GIVEN PROBLEM:
Pull out from the material below all lines with "this".

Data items
"""
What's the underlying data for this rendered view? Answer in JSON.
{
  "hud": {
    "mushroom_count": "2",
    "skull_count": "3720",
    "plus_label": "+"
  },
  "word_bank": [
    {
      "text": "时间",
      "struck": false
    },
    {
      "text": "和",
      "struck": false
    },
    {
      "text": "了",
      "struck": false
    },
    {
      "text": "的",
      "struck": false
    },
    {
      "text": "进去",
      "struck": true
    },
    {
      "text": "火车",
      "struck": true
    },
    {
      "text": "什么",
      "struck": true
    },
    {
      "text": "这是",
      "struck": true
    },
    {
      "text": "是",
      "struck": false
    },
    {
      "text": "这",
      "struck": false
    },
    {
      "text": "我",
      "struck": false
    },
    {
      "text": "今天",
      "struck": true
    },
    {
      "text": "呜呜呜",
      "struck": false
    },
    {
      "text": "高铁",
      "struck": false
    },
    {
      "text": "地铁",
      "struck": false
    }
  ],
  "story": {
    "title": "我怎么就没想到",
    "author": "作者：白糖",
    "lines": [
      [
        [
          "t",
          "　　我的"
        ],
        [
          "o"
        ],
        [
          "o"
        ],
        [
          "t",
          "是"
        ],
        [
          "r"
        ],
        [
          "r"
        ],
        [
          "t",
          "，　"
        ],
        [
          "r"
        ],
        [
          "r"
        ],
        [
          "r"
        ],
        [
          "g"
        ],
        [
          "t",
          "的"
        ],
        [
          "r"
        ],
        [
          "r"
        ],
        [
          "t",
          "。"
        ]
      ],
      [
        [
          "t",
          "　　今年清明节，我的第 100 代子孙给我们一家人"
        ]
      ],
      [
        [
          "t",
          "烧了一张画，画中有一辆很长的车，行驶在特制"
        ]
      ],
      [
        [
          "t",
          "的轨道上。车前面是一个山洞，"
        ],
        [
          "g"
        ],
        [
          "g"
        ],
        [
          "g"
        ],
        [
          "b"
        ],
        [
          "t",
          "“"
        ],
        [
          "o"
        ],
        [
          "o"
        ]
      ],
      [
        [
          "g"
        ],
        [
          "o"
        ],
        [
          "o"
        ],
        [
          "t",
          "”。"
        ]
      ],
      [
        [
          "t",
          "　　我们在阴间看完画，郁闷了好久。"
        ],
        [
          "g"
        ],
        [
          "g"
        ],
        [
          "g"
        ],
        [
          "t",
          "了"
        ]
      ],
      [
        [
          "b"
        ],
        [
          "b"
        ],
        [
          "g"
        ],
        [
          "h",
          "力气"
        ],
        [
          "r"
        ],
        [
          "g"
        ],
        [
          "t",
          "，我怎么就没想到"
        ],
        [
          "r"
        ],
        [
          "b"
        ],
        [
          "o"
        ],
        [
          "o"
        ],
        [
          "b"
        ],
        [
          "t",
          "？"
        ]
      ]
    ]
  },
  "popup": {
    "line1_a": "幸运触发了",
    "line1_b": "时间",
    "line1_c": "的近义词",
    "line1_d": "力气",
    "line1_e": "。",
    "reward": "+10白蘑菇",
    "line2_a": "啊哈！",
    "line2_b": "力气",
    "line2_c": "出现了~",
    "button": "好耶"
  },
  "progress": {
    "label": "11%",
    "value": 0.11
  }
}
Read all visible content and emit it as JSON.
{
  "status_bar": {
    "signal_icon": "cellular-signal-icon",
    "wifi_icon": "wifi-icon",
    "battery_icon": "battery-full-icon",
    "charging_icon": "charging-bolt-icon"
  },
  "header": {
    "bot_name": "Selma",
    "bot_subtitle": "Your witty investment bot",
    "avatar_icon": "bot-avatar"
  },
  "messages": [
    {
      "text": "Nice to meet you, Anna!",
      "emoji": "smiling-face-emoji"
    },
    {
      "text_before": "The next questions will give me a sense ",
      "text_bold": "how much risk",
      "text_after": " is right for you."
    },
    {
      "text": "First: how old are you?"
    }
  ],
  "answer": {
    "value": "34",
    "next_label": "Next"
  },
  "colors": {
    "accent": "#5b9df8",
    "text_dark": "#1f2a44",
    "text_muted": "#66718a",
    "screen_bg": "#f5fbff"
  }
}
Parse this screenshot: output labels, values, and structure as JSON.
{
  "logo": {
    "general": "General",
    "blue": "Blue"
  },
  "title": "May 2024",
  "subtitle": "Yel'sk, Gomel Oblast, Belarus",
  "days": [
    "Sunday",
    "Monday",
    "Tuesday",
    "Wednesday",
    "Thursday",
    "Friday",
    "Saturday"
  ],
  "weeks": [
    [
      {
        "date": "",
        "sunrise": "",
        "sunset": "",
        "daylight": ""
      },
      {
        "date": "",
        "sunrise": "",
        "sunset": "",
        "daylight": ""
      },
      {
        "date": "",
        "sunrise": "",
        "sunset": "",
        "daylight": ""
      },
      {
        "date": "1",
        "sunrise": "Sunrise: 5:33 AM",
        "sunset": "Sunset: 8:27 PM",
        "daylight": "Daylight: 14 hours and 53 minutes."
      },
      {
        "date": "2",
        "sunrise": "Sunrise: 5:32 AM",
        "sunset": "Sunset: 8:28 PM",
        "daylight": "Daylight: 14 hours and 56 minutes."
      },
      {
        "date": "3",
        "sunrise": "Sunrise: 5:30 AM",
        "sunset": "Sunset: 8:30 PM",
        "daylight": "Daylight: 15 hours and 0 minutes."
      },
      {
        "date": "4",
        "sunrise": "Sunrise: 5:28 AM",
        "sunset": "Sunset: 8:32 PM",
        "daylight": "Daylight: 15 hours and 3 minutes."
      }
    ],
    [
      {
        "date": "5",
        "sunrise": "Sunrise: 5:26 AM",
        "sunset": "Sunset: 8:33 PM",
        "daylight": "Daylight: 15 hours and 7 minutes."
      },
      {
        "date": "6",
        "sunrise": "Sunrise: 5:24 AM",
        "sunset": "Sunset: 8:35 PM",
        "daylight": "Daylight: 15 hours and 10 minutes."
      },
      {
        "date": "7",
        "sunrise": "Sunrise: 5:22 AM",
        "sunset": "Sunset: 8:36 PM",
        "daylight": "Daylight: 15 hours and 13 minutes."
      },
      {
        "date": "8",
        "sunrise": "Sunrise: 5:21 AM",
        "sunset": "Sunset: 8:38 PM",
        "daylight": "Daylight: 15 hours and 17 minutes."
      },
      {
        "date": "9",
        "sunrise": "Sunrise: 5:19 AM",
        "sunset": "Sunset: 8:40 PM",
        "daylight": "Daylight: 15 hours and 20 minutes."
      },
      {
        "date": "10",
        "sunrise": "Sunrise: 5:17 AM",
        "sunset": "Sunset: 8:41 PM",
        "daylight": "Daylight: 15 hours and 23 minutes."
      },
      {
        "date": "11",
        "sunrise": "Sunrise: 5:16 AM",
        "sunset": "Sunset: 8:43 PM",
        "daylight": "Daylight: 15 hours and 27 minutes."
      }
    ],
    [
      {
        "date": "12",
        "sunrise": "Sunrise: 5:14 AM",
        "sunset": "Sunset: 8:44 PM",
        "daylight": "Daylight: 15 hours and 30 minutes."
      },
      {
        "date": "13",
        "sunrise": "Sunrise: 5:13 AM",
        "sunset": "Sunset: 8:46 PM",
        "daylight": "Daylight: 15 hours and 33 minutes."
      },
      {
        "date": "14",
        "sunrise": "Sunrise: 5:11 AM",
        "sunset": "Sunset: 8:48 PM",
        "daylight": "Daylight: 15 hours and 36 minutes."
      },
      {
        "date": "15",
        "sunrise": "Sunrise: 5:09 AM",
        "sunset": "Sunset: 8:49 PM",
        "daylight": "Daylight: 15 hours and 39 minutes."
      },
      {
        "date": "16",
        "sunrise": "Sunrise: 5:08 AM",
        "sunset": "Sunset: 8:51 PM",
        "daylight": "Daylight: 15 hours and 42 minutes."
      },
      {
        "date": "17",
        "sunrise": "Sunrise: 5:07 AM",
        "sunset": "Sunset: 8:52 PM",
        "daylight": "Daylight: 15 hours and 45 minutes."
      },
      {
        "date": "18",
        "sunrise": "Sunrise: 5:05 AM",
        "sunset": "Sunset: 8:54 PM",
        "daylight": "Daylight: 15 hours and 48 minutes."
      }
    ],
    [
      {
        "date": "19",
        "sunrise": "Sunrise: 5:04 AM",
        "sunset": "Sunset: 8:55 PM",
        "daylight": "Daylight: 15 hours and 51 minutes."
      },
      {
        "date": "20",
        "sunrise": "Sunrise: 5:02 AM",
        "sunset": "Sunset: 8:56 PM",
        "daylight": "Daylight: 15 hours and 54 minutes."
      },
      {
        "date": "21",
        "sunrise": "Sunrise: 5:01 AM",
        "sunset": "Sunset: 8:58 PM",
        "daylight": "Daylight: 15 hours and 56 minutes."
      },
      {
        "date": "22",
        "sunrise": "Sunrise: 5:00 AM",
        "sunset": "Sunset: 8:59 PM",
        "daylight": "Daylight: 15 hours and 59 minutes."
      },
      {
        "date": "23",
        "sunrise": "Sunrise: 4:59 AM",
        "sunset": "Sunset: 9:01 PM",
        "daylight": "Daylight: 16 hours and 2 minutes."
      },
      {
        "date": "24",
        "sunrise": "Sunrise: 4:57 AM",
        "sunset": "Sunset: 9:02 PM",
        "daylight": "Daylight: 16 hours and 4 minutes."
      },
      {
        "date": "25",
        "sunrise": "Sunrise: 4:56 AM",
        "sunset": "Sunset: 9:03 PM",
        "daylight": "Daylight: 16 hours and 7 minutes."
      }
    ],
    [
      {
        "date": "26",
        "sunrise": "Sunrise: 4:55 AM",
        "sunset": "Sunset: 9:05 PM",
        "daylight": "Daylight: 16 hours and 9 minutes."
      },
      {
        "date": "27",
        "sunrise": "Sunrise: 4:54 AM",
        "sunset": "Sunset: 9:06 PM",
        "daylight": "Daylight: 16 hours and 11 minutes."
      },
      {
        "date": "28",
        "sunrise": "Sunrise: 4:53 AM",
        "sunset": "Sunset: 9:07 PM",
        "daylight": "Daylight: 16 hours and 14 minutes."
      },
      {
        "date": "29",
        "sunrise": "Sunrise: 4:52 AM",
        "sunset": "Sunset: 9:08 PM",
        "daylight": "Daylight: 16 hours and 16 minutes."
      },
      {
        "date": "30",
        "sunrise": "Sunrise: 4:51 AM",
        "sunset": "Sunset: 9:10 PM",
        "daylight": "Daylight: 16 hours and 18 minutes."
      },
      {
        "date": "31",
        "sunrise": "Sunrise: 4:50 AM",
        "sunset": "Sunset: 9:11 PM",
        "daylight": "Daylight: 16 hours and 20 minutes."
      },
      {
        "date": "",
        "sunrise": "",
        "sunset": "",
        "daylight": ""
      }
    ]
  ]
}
"""
CORRECT ANSWER:
What's the underlying data for this rendered view? Answer in JSON.
Parse this screenshot: output labels, values, and structure as JSON.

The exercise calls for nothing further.